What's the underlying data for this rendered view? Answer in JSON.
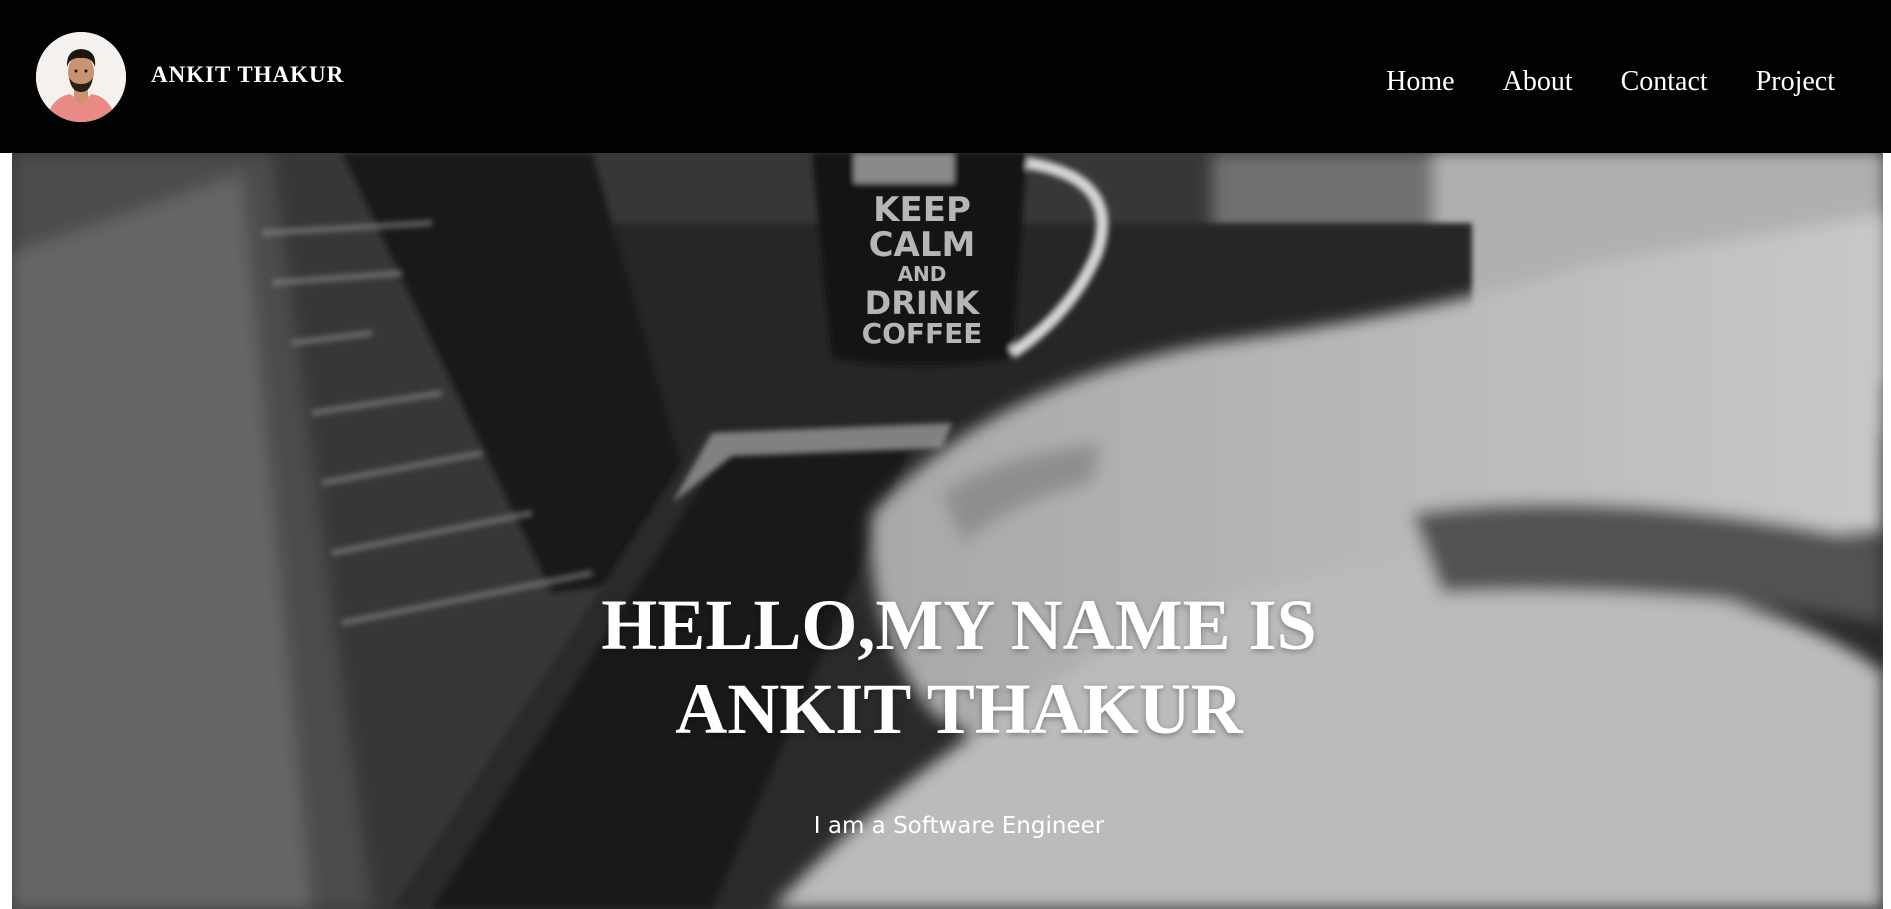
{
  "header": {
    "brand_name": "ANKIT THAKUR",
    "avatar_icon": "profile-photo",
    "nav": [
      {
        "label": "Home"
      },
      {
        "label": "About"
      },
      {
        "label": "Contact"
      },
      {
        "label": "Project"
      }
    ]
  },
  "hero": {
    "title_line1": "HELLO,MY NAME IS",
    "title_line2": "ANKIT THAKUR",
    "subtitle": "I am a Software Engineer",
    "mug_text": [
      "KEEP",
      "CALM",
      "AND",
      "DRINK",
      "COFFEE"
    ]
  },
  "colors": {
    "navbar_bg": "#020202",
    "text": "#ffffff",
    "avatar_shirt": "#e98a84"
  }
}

...

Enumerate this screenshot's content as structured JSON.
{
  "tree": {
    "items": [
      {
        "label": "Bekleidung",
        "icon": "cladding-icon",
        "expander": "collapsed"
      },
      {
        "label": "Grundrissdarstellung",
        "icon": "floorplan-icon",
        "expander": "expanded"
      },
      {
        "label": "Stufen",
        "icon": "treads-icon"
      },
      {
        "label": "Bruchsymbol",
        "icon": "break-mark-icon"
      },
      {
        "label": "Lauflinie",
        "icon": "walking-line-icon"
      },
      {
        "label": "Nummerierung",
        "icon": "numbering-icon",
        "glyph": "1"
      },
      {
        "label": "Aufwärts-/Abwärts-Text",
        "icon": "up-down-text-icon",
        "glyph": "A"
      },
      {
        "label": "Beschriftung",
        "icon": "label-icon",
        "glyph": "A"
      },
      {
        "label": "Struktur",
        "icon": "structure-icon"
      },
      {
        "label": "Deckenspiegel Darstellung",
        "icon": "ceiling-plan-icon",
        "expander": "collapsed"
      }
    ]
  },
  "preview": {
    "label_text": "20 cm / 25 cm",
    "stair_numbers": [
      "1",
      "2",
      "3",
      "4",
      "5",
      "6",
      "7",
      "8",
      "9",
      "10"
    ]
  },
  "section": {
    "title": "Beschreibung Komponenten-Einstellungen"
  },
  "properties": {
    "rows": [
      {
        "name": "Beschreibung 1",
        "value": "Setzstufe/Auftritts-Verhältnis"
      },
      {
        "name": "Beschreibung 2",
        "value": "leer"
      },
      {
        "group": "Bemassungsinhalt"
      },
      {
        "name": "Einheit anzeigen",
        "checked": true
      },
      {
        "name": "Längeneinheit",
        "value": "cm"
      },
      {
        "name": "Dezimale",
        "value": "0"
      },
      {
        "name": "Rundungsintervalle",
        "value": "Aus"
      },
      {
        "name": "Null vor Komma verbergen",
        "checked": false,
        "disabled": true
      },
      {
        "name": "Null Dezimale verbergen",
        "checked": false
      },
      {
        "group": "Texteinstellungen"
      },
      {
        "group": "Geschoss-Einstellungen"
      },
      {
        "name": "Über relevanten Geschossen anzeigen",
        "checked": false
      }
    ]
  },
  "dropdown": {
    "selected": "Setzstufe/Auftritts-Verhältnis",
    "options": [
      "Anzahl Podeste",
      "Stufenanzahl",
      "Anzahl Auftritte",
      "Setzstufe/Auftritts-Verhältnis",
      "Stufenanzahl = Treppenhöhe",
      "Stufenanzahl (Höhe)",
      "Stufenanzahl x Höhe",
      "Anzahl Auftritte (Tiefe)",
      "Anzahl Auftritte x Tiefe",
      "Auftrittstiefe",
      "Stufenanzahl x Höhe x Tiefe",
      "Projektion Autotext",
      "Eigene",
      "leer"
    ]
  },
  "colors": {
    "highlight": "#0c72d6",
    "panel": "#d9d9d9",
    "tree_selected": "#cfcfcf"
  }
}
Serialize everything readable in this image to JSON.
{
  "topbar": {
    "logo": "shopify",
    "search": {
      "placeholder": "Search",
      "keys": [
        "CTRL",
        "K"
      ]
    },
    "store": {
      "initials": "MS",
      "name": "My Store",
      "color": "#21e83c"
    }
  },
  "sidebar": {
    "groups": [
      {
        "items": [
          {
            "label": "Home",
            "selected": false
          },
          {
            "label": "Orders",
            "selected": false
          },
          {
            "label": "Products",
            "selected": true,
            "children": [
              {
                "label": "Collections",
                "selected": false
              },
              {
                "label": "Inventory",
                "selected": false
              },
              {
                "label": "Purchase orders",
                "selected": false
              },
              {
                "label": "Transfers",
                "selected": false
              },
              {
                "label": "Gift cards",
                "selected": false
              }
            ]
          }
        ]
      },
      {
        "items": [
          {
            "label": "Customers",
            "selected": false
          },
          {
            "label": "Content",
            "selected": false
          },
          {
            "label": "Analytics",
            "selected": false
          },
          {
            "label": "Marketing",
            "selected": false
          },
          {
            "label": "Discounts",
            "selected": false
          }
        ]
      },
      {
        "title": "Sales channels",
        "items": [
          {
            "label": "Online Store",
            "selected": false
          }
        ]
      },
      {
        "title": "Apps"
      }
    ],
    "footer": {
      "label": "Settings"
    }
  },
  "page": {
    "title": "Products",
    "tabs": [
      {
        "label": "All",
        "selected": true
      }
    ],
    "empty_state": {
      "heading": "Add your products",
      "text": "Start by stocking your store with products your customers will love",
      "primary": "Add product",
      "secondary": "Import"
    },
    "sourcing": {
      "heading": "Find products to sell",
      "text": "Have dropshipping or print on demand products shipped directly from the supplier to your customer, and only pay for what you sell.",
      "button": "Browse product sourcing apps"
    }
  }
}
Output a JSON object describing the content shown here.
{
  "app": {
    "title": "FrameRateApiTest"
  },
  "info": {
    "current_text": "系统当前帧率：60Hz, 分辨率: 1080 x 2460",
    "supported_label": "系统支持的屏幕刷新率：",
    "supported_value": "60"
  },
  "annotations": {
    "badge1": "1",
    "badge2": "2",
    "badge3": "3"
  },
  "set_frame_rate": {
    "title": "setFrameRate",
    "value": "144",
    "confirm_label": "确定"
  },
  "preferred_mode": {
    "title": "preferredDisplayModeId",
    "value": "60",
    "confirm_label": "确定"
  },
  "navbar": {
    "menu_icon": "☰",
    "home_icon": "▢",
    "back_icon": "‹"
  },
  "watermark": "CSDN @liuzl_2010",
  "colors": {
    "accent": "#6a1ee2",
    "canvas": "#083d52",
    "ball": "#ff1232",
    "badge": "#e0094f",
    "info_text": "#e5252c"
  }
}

REQUIREMENT
Looking at the material above, count the lines that hold "sell" and give the total alone.

EXERCISE RESULT
2